● **Work to do**
Each entry below is to be duplicated verbatim.

----

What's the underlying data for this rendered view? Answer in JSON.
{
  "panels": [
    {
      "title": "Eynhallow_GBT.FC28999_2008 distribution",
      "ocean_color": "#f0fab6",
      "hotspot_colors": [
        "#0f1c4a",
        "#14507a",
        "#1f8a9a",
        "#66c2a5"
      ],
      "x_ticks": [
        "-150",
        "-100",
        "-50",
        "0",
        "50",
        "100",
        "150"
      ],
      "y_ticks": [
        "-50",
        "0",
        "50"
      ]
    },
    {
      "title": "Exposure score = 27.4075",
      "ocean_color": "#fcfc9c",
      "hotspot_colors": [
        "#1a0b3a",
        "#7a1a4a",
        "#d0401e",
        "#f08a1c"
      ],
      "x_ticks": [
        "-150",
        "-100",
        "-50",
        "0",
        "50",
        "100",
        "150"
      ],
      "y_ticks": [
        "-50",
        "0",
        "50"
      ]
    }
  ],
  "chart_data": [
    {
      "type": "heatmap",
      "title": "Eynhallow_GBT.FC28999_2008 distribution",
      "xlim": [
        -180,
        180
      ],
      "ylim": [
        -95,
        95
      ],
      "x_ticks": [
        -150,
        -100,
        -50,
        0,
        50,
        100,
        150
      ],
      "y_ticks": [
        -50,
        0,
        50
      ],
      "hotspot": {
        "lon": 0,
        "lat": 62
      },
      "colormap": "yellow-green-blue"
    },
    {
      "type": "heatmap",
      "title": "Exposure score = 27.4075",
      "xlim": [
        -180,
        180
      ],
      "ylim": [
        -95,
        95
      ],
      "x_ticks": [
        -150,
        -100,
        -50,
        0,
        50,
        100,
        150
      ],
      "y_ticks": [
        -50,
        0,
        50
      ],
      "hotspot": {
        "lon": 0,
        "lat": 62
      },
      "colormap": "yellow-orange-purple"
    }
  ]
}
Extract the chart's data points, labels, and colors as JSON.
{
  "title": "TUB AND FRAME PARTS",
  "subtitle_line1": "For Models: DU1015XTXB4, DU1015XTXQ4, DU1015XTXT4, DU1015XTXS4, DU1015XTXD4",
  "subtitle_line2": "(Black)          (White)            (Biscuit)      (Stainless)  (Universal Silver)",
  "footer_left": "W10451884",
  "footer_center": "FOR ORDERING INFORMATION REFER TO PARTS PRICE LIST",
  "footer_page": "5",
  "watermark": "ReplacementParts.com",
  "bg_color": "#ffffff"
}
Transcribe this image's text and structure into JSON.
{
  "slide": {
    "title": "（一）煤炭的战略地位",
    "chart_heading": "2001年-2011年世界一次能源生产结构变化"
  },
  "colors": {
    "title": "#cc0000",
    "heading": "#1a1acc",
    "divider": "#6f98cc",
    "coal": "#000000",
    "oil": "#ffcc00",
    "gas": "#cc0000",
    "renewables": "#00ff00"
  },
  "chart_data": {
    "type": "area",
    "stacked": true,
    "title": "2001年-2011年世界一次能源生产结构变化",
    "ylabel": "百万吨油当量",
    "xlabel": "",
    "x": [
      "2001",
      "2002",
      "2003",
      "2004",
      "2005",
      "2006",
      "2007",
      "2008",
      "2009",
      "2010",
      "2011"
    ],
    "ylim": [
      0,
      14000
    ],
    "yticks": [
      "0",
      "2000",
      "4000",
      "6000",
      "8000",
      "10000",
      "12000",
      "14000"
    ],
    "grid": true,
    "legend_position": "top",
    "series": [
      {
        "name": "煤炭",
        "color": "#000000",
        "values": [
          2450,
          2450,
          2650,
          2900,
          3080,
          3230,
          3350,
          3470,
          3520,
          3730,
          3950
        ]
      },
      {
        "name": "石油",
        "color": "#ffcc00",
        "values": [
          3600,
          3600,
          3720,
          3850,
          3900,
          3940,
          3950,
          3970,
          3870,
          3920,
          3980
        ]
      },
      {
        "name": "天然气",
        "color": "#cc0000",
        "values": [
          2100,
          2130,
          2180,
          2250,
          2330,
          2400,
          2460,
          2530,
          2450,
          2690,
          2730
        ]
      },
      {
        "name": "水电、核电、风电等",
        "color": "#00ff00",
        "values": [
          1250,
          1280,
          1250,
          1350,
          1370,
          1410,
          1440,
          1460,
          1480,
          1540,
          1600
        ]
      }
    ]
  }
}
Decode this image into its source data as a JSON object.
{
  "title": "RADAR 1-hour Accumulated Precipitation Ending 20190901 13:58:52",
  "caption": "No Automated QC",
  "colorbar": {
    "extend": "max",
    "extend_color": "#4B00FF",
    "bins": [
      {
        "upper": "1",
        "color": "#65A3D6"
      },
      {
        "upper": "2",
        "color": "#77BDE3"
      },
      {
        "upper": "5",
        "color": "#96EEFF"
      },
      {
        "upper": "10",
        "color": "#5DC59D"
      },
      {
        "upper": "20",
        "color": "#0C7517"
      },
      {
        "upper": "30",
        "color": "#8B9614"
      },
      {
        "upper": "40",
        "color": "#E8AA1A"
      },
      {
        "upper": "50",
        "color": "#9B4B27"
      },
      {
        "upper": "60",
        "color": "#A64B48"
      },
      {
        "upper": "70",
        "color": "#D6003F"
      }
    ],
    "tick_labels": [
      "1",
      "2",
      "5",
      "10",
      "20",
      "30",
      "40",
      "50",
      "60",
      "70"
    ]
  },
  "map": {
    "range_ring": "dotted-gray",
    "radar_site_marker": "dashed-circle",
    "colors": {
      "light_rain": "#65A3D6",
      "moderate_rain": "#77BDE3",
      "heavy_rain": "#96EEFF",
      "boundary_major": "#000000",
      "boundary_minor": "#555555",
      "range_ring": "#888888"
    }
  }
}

----

● **Solution to the problem**
What's the underlying data for this rendered view? Answer in JSON.
{
  "panels": [
    {
      "title": "Eynhallow_GBT.FC28999_2008 distribution",
      "ocean_color": "#f0fab6",
      "hotspot_colors": [
        "#0f1c4a",
        "#14507a",
        "#1f8a9a",
        "#66c2a5"
      ],
      "x_ticks": [
        "-150",
        "-100",
        "-50",
        "0",
        "50",
        "100",
        "150"
      ],
      "y_ticks": [
        "-50",
        "0",
        "50"
      ]
    },
    {
      "title": "Exposure score = 27.4075",
      "ocean_color": "#fcfc9c",
      "hotspot_colors": [
        "#1a0b3a",
        "#7a1a4a",
        "#d0401e",
        "#f08a1c"
      ],
      "x_ticks": [
        "-150",
        "-100",
        "-50",
        "0",
        "50",
        "100",
        "150"
      ],
      "y_ticks": [
        "-50",
        "0",
        "50"
      ]
    }
  ],
  "chart_data": [
    {
      "type": "heatmap",
      "title": "Eynhallow_GBT.FC28999_2008 distribution",
      "xlim": [
        -180,
        180
      ],
      "ylim": [
        -95,
        95
      ],
      "x_ticks": [
        -150,
        -100,
        -50,
        0,
        50,
        100,
        150
      ],
      "y_ticks": [
        -50,
        0,
        50
      ],
      "hotspot": {
        "lon": 0,
        "lat": 62
      },
      "colormap": "yellow-green-blue"
    },
    {
      "type": "heatmap",
      "title": "Exposure score = 27.4075",
      "xlim": [
        -180,
        180
      ],
      "ylim": [
        -95,
        95
      ],
      "x_ticks": [
        -150,
        -100,
        -50,
        0,
        50,
        100,
        150
      ],
      "y_ticks": [
        -50,
        0,
        50
      ],
      "hotspot": {
        "lon": 0,
        "lat": 62
      },
      "colormap": "yellow-orange-purple"
    }
  ]
}
Extract the chart's data points, labels, and colors as JSON.
{
  "title": "TUB AND FRAME PARTS",
  "subtitle_line1": "For Models: DU1015XTXB4, DU1015XTXQ4, DU1015XTXT4, DU1015XTXS4, DU1015XTXD4",
  "subtitle_line2": "(Black)          (White)            (Biscuit)      (Stainless)  (Universal Silver)",
  "footer_left": "W10451884",
  "footer_center": "FOR ORDERING INFORMATION REFER TO PARTS PRICE LIST",
  "footer_page": "5",
  "watermark": "ReplacementParts.com",
  "bg_color": "#ffffff"
}
Transcribe this image's text and structure into JSON.
{
  "slide": {
    "title": "（一）煤炭的战略地位",
    "chart_heading": "2001年-2011年世界一次能源生产结构变化"
  },
  "colors": {
    "title": "#cc0000",
    "heading": "#1a1acc",
    "divider": "#6f98cc",
    "coal": "#000000",
    "oil": "#ffcc00",
    "gas": "#cc0000",
    "renewables": "#00ff00"
  },
  "chart_data": {
    "type": "area",
    "stacked": true,
    "title": "2001年-2011年世界一次能源生产结构变化",
    "ylabel": "百万吨油当量",
    "xlabel": "",
    "x": [
      "2001",
      "2002",
      "2003",
      "2004",
      "2005",
      "2006",
      "2007",
      "2008",
      "2009",
      "2010",
      "2011"
    ],
    "ylim": [
      0,
      14000
    ],
    "yticks": [
      "0",
      "2000",
      "4000",
      "6000",
      "8000",
      "10000",
      "12000",
      "14000"
    ],
    "grid": true,
    "legend_position": "top",
    "series": [
      {
        "name": "煤炭",
        "color": "#000000",
        "values": [
          2450,
          2450,
          2650,
          2900,
          3080,
          3230,
          3350,
          3470,
          3520,
          3730,
          3950
        ]
      },
      {
        "name": "石油",
        "color": "#ffcc00",
        "values": [
          3600,
          3600,
          3720,
          3850,
          3900,
          3940,
          3950,
          3970,
          3870,
          3920,
          3980
        ]
      },
      {
        "name": "天然气",
        "color": "#cc0000",
        "values": [
          2100,
          2130,
          2180,
          2250,
          2330,
          2400,
          2460,
          2530,
          2450,
          2690,
          2730
        ]
      },
      {
        "name": "水电、核电、风电等",
        "color": "#00ff00",
        "values": [
          1250,
          1280,
          1250,
          1350,
          1370,
          1410,
          1440,
          1460,
          1480,
          1540,
          1600
        ]
      }
    ]
  }
}
Decode this image into its source data as a JSON object.
{
  "title": "RADAR 1-hour Accumulated Precipitation Ending 20190901 13:58:52",
  "caption": "No Automated QC",
  "colorbar": {
    "extend": "max",
    "extend_color": "#4B00FF",
    "bins": [
      {
        "upper": "1",
        "color": "#65A3D6"
      },
      {
        "upper": "2",
        "color": "#77BDE3"
      },
      {
        "upper": "5",
        "color": "#96EEFF"
      },
      {
        "upper": "10",
        "color": "#5DC59D"
      },
      {
        "upper": "20",
        "color": "#0C7517"
      },
      {
        "upper": "30",
        "color": "#8B9614"
      },
      {
        "upper": "40",
        "color": "#E8AA1A"
      },
      {
        "upper": "50",
        "color": "#9B4B27"
      },
      {
        "upper": "60",
        "color": "#A64B48"
      },
      {
        "upper": "70",
        "color": "#D6003F"
      }
    ],
    "tick_labels": [
      "1",
      "2",
      "5",
      "10",
      "20",
      "30",
      "40",
      "50",
      "60",
      "70"
    ]
  },
  "map": {
    "range_ring": "dotted-gray",
    "radar_site_marker": "dashed-circle",
    "colors": {
      "light_rain": "#65A3D6",
      "moderate_rain": "#77BDE3",
      "heavy_rain": "#96EEFF",
      "boundary_major": "#000000",
      "boundary_minor": "#555555",
      "range_ring": "#888888"
    }
  }
}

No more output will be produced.